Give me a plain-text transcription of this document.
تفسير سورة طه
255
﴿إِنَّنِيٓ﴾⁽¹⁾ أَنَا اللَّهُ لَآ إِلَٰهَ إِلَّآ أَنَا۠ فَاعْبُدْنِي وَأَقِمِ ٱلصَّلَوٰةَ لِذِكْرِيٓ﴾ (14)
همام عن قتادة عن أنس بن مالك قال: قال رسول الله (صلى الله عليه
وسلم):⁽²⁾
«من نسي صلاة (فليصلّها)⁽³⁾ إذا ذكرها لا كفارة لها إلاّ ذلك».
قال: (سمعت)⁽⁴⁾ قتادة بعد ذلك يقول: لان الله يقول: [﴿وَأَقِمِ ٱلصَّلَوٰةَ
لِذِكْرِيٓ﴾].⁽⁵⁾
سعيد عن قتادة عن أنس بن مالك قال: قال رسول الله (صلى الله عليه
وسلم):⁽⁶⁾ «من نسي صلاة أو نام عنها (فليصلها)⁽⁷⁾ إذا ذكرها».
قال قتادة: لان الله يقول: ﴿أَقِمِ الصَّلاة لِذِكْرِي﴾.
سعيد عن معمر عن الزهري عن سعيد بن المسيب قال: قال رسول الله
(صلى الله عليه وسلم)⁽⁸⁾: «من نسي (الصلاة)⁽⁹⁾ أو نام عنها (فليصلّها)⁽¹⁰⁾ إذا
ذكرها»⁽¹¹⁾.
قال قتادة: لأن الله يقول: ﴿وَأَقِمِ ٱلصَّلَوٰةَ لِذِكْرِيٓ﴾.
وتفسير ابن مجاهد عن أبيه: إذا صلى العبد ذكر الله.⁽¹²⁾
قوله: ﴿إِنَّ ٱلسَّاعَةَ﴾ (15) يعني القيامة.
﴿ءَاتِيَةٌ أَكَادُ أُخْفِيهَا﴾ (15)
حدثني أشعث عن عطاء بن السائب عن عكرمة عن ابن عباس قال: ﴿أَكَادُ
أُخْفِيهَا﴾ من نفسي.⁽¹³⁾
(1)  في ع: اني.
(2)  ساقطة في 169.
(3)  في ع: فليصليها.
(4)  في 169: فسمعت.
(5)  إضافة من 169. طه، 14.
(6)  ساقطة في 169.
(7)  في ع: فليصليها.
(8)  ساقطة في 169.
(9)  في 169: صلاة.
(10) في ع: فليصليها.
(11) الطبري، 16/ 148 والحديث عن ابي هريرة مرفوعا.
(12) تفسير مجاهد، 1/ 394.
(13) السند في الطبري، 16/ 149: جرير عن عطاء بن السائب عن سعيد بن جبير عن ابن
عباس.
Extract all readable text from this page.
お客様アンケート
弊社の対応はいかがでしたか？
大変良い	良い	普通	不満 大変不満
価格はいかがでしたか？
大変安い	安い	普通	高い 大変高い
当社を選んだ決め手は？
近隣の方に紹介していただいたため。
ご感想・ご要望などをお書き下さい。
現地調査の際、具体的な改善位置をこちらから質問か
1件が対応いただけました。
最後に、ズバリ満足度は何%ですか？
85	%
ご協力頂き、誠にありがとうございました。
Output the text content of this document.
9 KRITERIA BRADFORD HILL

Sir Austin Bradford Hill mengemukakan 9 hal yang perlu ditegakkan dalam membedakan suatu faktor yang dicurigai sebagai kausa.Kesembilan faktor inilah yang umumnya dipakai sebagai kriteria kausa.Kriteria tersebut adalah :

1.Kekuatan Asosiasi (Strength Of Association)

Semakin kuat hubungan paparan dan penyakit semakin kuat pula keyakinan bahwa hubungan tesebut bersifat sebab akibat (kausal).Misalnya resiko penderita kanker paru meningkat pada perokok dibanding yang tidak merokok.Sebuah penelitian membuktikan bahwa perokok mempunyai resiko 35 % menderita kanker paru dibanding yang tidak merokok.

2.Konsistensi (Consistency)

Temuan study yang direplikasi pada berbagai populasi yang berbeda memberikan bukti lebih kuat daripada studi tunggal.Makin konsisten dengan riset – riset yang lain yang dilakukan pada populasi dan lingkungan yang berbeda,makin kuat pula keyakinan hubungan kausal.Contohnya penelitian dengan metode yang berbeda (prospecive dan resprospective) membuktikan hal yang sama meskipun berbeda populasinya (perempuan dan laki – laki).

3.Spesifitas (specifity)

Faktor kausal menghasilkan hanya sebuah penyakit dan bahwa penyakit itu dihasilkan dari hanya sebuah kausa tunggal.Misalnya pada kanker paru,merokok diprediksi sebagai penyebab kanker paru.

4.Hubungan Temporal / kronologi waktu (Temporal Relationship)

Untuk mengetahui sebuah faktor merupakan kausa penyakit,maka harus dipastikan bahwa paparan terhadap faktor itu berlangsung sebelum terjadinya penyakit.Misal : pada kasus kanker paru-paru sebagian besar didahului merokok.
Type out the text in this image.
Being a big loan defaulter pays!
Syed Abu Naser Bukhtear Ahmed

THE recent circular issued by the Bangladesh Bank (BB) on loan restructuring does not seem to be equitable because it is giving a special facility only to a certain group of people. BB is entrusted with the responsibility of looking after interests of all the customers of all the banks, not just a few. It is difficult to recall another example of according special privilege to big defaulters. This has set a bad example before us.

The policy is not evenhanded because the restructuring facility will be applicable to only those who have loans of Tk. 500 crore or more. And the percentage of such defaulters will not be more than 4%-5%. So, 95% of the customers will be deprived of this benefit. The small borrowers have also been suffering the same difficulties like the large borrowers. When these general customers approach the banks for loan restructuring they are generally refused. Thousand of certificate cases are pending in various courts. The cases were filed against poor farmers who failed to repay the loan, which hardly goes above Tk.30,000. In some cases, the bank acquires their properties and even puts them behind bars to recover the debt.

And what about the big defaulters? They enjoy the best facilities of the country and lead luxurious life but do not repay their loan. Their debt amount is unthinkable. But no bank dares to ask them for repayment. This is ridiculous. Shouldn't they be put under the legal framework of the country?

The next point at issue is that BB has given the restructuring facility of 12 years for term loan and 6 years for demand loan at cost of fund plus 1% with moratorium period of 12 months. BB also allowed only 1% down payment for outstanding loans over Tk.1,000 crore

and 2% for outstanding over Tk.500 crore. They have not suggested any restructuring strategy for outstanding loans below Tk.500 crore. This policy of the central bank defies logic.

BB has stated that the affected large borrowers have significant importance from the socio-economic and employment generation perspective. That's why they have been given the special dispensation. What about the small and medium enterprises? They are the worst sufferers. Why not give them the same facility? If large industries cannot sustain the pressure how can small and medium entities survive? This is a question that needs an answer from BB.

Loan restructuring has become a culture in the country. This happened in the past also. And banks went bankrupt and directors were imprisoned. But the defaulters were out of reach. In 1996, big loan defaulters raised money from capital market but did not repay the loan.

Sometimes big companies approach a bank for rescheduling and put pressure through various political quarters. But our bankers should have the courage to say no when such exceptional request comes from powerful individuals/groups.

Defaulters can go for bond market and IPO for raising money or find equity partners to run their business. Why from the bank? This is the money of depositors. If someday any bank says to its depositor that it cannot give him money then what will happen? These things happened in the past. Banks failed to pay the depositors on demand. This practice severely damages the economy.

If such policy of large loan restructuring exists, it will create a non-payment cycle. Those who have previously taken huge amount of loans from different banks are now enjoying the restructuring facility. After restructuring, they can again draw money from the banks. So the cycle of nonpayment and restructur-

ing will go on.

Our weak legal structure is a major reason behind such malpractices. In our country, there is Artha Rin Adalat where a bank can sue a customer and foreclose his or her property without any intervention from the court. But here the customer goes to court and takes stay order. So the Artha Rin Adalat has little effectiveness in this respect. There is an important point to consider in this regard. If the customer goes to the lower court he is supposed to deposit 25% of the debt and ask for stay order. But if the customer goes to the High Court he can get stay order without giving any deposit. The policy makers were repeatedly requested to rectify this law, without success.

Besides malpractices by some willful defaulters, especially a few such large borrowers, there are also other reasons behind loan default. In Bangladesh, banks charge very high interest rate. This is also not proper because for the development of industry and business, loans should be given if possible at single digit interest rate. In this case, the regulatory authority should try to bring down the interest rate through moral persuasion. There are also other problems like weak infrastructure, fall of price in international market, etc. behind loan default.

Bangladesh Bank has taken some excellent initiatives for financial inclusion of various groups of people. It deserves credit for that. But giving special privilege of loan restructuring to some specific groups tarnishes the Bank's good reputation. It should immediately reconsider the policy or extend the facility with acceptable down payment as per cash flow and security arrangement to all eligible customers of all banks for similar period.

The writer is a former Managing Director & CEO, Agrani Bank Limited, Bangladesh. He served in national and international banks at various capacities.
———
WHAT THIS TASK INVOLVES> Search the records above for the string "malpractices". Copy every line that contains it.

SOLUTION FOR THIS EXERCISE>
Our weak legal structure is a major reason behind such malpractices. In our country, there is Artha Rin Adalat where a bank can sue a customer and foreclose his or her property without any intervention from the court. But here the customer goes to court and takes stay order. So the Artha Rin Adalat has little effectiveness in this respect. There is an important point to consider in this regard. If the customer goes to the lower court he is supposed to deposit 25% of the debt and ask for stay order. But if the customer goes to the High Court he can get stay order without giving any deposit. The policy makers were repeatedly requested to rectify this law, without success.
Besides malpractices by some willful defaulters, especially a few such large borrowers, there are also other reasons behind loan default. In Bangladesh, banks charge very high interest rate. This is also not proper because for the development of industry and business, loans should be given if possible at single digit interest rate. In this case, the regulatory authority should try to bring down the interest rate through moral persuasion. There are also other problems like weak infrastructure, fall of price in international market, etc. behind loan default.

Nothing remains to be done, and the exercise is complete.